→ **Problem requirements**
Gather all lines with "title" from the records.

→ **Dataset entries**
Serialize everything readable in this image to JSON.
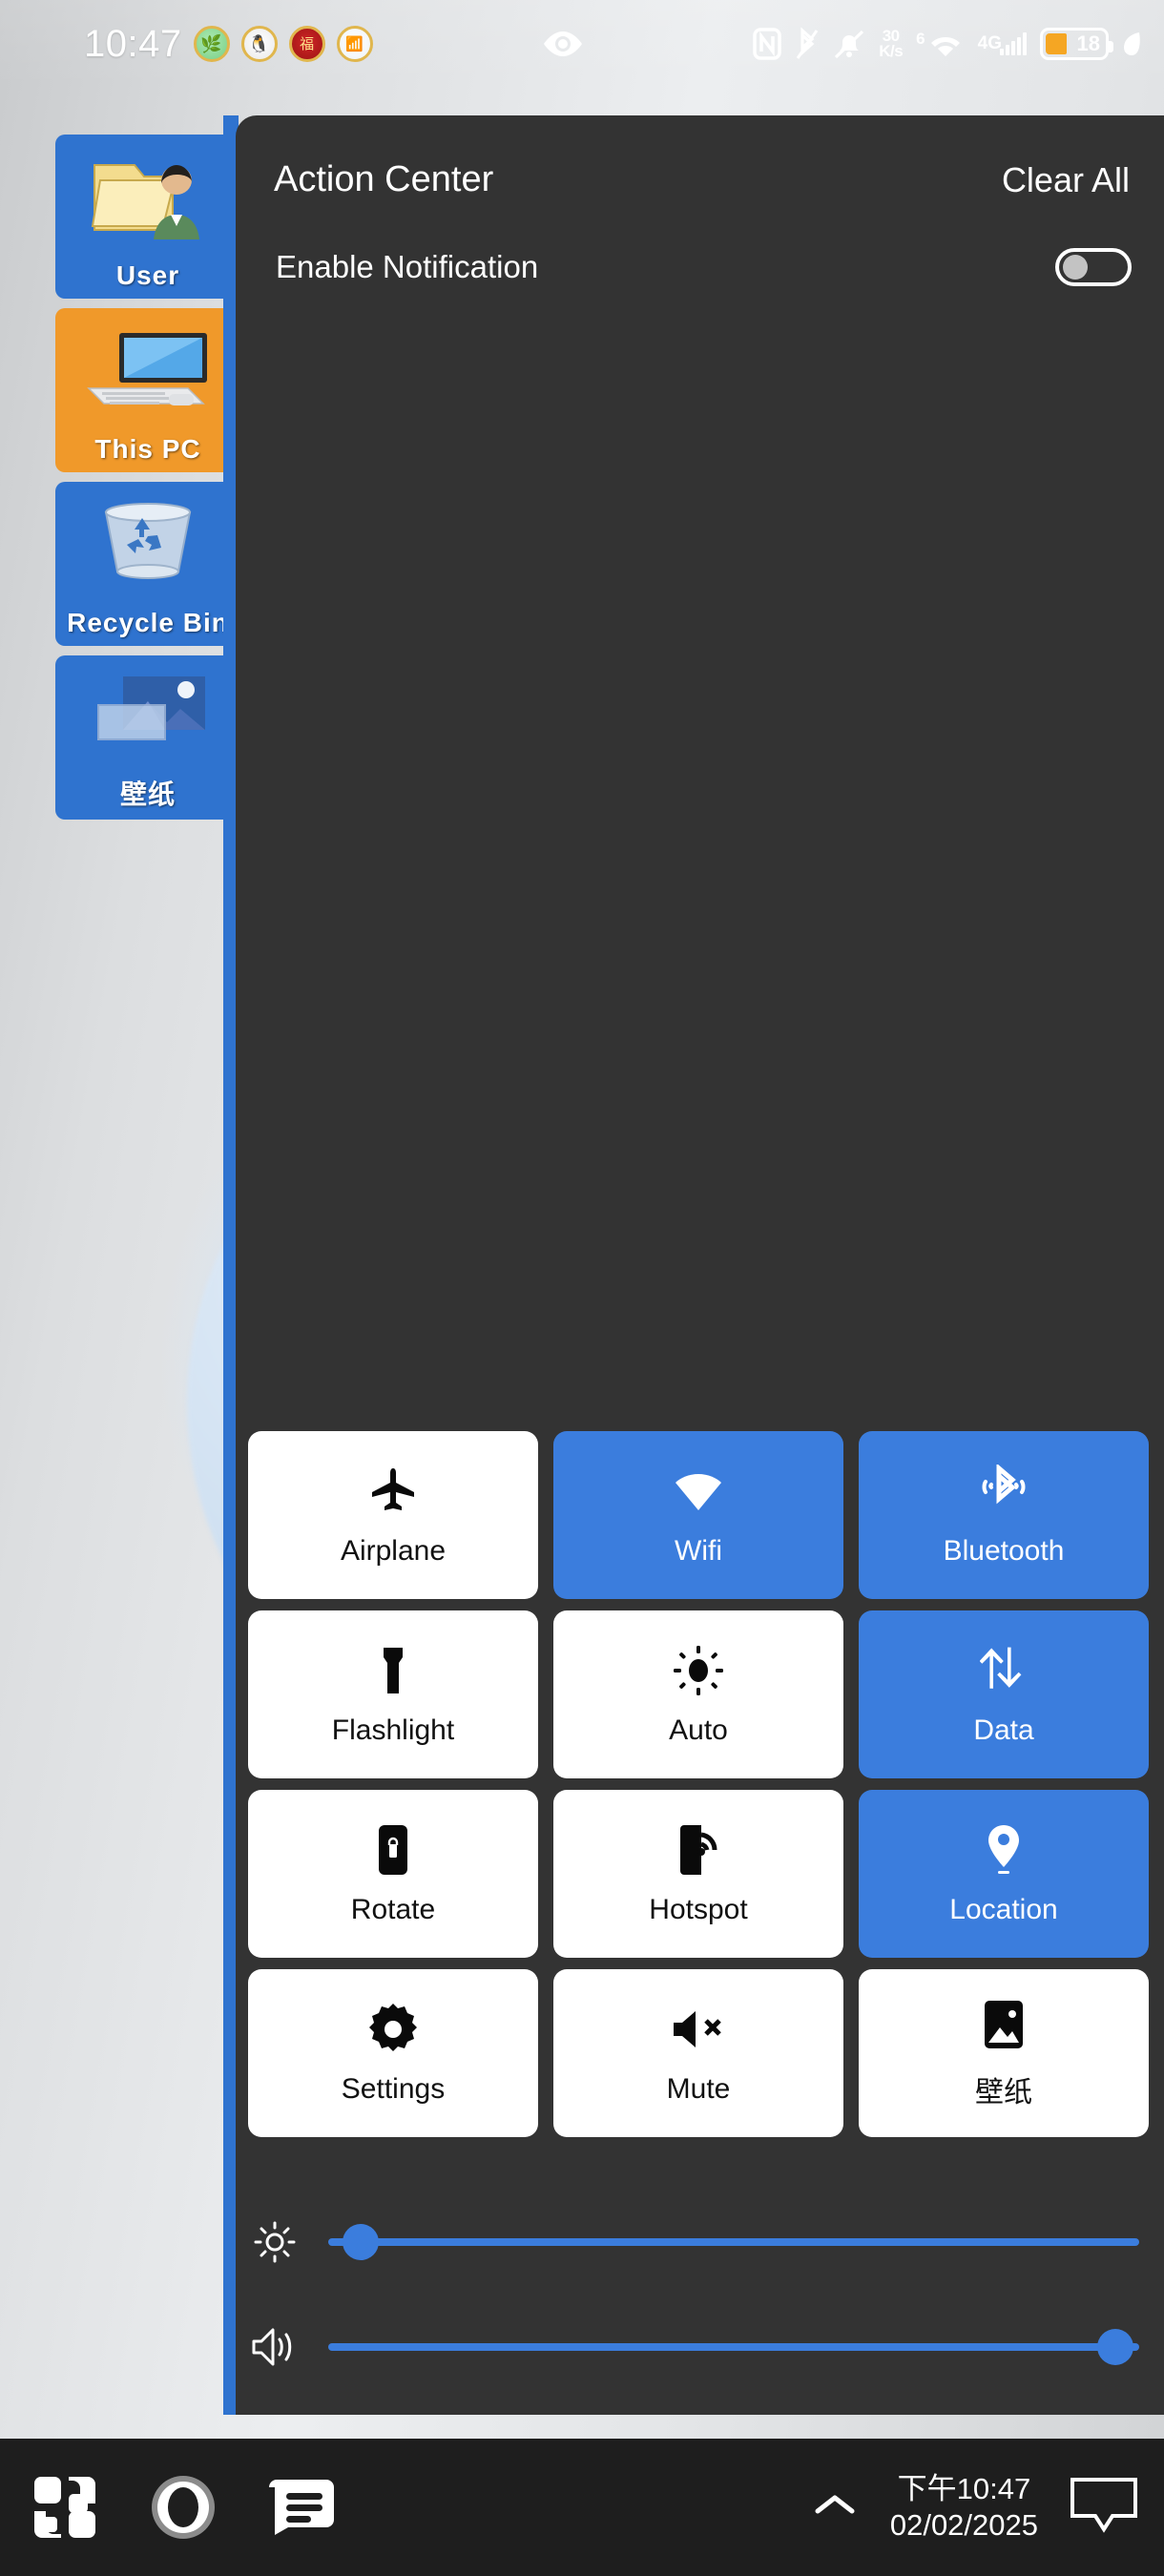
{
  "statusbar": {
    "clock": "10:47",
    "notification_icons": [
      {
        "name": "app-badge-green",
        "glyph": "🌿"
      },
      {
        "name": "app-badge-qq-penguin",
        "glyph": "🐧"
      },
      {
        "name": "app-badge-red-envelope",
        "glyph": "福"
      },
      {
        "name": "app-badge-china-mobile",
        "glyph": "📶"
      }
    ],
    "eye_icon": "eye-comfort-icon",
    "right_icons": [
      "nfc-icon",
      "bluetooth-off-icon",
      "bell-muted-icon"
    ],
    "network_speed": {
      "value": "30",
      "unit": "K/s"
    },
    "wifi": {
      "badge": "6",
      "label": "wifi-6-icon"
    },
    "cellular": {
      "generation": "4G",
      "bars": 5
    },
    "battery": {
      "percent": "18",
      "color": "#f5a623"
    }
  },
  "desktop": {
    "icons": [
      {
        "name": "user-folder",
        "label": "User",
        "color": "blue",
        "art": "user-folder-icon"
      },
      {
        "name": "this-pc",
        "label": "This PC",
        "color": "orange",
        "art": "monitor-keyboard-icon"
      },
      {
        "name": "recycle-bin",
        "label": "Recycle Bin",
        "color": "blue",
        "art": "recycle-bin-icon"
      },
      {
        "name": "wallpaper",
        "label": "壁纸",
        "color": "blue",
        "art": "wallpaper-picture-icon"
      }
    ]
  },
  "action_center": {
    "title": "Action Center",
    "clear_all_label": "Clear All",
    "enable_notification_label": "Enable Notification",
    "enable_notification_on": false,
    "accent_color": "#3b7ddd",
    "panel_color": "#333333",
    "tiles": [
      {
        "name": "airplane",
        "label": "Airplane",
        "icon": "airplane-icon",
        "active": false
      },
      {
        "name": "wifi",
        "label": "Wifi",
        "icon": "wifi-icon",
        "active": true
      },
      {
        "name": "bluetooth",
        "label": "Bluetooth",
        "icon": "bluetooth-icon",
        "active": true
      },
      {
        "name": "flashlight",
        "label": "Flashlight",
        "icon": "flashlight-icon",
        "active": false
      },
      {
        "name": "auto-brightness",
        "label": "Auto",
        "icon": "brightness-auto-icon",
        "active": false
      },
      {
        "name": "mobile-data",
        "label": "Data",
        "icon": "data-transfer-icon",
        "active": true
      },
      {
        "name": "rotate",
        "label": "Rotate",
        "icon": "rotation-lock-icon",
        "active": false
      },
      {
        "name": "hotspot",
        "label": "Hotspot",
        "icon": "hotspot-icon",
        "active": false
      },
      {
        "name": "location",
        "label": "Location",
        "icon": "location-pin-icon",
        "active": true
      },
      {
        "name": "settings",
        "label": "Settings",
        "icon": "gear-icon",
        "active": false
      },
      {
        "name": "mute",
        "label": "Mute",
        "icon": "speaker-mute-icon",
        "active": false
      },
      {
        "name": "wallpaper",
        "label": "壁纸",
        "icon": "picture-icon",
        "active": false
      }
    ],
    "sliders": [
      {
        "name": "brightness",
        "icon": "brightness-icon",
        "value": 4
      },
      {
        "name": "volume",
        "icon": "volume-icon",
        "value": 97
      }
    ]
  },
  "taskbar": {
    "buttons": [
      {
        "name": "start-button",
        "icon": "start-squares-icon"
      },
      {
        "name": "cortana-button",
        "icon": "cortana-circle-icon"
      },
      {
        "name": "task-view-button",
        "icon": "task-view-icon"
      }
    ],
    "tray_chevron": "chevron-up-icon",
    "time": "下午10:47",
    "date": "02/02/2025",
    "notification_center_icon": "notification-balloon-icon"
  }
}
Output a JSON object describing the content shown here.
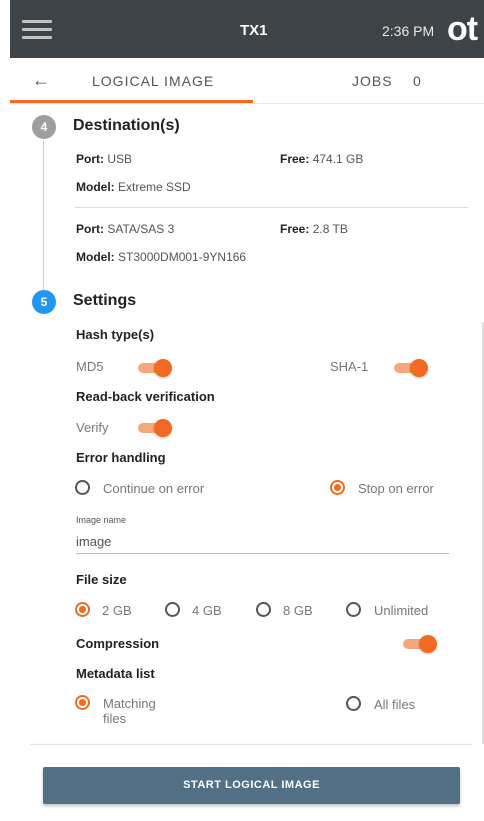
{
  "topbar": {
    "title": "TX1",
    "time": "2:36 PM",
    "logo": "ot"
  },
  "tabs": {
    "back_icon": "back-arrow-icon",
    "logical": "LOGICAL IMAGE",
    "jobs": "JOBS",
    "jobs_count": "0"
  },
  "destinations": {
    "step": "4",
    "title": "Destination(s)",
    "items": [
      {
        "port_label": "Port:",
        "port": "USB",
        "free_label": "Free:",
        "free": "474.1 GB",
        "model_label": "Model:",
        "model": "Extreme SSD"
      },
      {
        "port_label": "Port:",
        "port": "SATA/SAS 3",
        "free_label": "Free:",
        "free": "2.8 TB",
        "model_label": "Model:",
        "model": "ST3000DM001-9YN166"
      }
    ]
  },
  "settings": {
    "step": "5",
    "title": "Settings",
    "hash_heading": "Hash type(s)",
    "hash_md5": "MD5",
    "hash_sha1": "SHA-1",
    "readback_heading": "Read-back verification",
    "verify": "Verify",
    "error_heading": "Error handling",
    "continue_on_error": "Continue on error",
    "stop_on_error": "Stop on error",
    "image_name_caption": "Image name",
    "image_name_value": "image",
    "filesize_heading": "File size",
    "filesize_options": [
      "2 GB",
      "4 GB",
      "8 GB",
      "Unlimited"
    ],
    "filesize_selected": "2 GB",
    "compression_heading": "Compression",
    "metadata_heading": "Metadata list",
    "metadata_matching_1": "Matching",
    "metadata_matching_2": "files",
    "metadata_all": "All files",
    "toggles": {
      "md5": true,
      "sha1": true,
      "verify": true,
      "compression": true
    },
    "error_selected": "Stop on error",
    "metadata_selected": "Matching files"
  },
  "start_button": "START LOGICAL IMAGE",
  "colors": {
    "accent": "#f26a21",
    "topbar": "#3d4347",
    "button": "#527085",
    "step_active": "#2196f3",
    "step_done": "#9e9e9e"
  }
}
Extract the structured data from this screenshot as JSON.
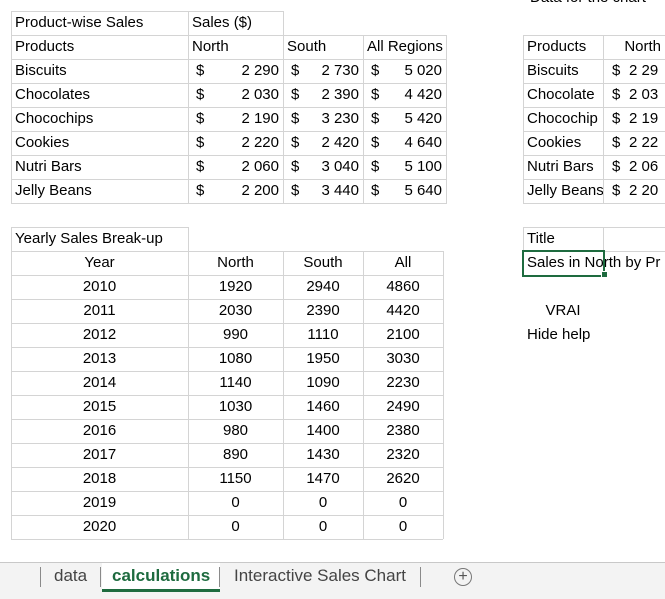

→ **Response**
    "title": "Action Center",
    "title": "TX1",
    "title": "Destination(s)",
    "title": "Settings",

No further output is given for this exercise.